### Exercise aim
Reproduce exactly, with no other output, every line of the data below from the line containing "Parse this screenshot: output" to the end, inclusive.
..............................
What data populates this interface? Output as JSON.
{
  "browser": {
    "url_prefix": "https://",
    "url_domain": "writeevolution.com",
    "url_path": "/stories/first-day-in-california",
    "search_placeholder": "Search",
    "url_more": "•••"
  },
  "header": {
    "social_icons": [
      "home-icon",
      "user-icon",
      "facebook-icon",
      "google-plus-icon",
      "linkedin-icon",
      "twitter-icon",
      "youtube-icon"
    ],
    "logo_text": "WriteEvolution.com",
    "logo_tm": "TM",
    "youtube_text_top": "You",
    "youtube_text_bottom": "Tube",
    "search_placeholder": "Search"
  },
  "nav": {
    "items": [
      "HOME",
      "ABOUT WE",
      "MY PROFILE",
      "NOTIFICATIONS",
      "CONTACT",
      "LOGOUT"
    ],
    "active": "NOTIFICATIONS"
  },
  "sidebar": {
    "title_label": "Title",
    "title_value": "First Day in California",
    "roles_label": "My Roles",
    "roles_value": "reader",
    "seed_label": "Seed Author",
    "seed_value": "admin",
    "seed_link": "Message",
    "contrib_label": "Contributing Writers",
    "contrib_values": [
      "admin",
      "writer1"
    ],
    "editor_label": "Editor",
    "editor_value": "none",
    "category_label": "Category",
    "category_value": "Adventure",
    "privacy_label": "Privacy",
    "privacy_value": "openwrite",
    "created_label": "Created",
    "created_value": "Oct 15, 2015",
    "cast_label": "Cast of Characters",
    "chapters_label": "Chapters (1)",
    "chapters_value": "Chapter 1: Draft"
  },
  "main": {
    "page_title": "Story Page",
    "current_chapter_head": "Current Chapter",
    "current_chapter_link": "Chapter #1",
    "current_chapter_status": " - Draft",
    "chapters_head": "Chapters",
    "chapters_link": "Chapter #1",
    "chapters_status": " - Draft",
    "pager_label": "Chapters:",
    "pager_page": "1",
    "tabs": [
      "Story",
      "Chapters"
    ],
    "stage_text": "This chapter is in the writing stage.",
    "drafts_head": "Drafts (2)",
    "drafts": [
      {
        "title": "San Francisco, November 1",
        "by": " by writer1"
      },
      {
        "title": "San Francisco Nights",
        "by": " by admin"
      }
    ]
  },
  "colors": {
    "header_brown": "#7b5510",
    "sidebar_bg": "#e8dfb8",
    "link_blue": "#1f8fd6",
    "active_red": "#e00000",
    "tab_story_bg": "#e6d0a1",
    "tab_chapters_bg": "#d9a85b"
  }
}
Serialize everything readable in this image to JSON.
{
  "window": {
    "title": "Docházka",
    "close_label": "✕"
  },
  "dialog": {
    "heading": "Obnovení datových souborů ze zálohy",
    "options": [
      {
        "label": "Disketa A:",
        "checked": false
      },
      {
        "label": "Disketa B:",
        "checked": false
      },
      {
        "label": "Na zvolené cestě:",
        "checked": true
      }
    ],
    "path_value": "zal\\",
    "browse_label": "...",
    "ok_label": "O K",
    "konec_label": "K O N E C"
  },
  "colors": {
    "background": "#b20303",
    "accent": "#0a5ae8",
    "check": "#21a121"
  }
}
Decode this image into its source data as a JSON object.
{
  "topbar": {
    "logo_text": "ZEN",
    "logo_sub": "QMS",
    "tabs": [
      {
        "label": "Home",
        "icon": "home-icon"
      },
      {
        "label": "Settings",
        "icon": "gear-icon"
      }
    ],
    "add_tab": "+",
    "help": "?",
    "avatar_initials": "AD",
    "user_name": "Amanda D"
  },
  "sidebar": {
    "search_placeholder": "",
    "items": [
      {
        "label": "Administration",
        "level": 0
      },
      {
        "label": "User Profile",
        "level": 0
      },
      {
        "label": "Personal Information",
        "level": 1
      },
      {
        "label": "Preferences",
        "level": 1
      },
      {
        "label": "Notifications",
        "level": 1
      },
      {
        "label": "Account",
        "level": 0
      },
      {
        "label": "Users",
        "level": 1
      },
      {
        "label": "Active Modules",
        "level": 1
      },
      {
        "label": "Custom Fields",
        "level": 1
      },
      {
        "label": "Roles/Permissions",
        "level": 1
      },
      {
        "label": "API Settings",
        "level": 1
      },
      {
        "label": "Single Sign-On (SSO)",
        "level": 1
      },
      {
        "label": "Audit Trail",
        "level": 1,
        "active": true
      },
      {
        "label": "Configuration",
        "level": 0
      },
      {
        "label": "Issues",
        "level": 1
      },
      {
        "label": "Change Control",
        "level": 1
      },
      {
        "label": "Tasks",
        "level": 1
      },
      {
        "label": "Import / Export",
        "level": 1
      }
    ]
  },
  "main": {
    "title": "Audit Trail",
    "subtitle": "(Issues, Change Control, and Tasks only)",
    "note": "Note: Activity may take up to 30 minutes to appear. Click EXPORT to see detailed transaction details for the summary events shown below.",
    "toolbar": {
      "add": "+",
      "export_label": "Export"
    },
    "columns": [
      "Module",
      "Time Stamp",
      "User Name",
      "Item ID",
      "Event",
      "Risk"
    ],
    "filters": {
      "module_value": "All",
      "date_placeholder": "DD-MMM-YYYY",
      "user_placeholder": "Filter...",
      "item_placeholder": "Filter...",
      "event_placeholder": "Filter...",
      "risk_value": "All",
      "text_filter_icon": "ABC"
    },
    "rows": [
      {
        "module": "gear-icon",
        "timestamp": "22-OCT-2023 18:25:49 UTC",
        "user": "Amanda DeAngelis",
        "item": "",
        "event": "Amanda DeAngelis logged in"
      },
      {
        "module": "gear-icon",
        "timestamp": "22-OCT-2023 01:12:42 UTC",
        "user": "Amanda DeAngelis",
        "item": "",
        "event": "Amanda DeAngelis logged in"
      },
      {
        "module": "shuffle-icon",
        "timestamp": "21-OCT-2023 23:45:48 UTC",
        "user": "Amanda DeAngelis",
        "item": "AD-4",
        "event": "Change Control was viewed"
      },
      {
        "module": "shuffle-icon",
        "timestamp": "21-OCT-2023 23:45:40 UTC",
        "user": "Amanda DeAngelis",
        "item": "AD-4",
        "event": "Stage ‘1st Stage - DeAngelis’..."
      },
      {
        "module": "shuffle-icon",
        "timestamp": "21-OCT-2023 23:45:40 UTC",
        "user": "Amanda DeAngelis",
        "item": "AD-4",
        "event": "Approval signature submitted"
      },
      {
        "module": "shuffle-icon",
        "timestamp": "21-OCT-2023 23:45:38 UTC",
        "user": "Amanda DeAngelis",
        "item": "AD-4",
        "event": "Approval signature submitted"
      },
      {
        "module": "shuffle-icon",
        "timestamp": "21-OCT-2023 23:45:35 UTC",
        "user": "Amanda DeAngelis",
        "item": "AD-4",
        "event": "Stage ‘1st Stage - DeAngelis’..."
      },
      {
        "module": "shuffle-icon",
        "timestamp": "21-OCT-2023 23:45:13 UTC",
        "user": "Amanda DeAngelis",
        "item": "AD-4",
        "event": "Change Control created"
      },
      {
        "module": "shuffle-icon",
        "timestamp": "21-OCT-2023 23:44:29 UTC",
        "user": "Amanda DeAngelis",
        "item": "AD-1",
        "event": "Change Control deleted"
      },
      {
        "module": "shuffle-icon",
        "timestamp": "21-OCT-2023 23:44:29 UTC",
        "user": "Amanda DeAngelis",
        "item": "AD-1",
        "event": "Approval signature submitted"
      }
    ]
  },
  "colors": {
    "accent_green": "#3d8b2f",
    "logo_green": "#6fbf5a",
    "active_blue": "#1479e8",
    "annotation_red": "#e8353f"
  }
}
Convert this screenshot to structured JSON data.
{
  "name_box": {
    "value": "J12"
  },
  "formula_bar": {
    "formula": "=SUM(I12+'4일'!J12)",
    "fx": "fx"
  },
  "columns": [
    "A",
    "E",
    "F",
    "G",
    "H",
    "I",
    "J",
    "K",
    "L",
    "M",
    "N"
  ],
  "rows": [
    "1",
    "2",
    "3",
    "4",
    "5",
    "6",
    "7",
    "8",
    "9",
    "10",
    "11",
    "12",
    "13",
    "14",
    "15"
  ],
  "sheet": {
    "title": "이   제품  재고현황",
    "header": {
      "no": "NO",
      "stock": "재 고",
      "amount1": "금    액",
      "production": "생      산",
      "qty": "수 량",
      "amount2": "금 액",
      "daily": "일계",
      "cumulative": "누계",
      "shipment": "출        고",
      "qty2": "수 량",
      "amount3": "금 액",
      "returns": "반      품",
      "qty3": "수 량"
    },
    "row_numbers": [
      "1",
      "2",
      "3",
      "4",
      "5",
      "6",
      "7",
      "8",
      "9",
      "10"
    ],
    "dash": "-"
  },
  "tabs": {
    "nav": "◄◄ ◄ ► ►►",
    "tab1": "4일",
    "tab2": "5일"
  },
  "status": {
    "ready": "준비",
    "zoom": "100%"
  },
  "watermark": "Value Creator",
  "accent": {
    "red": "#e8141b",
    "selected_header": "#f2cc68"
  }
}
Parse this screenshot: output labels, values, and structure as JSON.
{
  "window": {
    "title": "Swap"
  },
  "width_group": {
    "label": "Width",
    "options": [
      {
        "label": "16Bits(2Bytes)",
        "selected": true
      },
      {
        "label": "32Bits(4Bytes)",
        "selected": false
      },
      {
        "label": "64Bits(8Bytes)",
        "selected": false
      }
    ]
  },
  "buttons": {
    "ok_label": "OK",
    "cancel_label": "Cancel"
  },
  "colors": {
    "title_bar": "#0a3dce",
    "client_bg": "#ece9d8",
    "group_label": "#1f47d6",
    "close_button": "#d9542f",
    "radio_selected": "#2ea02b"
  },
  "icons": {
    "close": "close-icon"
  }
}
..............................
### Exercise result
Parse this screenshot: output labels, values, and structure as JSON.
{
  "window": {
    "title": "Swap"
  },
  "width_group": {
    "label": "Width",
    "options": [
      {
        "label": "16Bits(2Bytes)",
        "selected": true
      },
      {
        "label": "32Bits(4Bytes)",
        "selected": false
      },
      {
        "label": "64Bits(8Bytes)",
        "selected": false
      }
    ]
  },
  "buttons": {
    "ok_label": "OK",
    "cancel_label": "Cancel"
  },
  "colors": {
    "title_bar": "#0a3dce",
    "client_bg": "#ece9d8",
    "group_label": "#1f47d6",
    "close_button": "#d9542f",
    "radio_selected": "#2ea02b"
  },
  "icons": {
    "close": "close-icon"
  }
}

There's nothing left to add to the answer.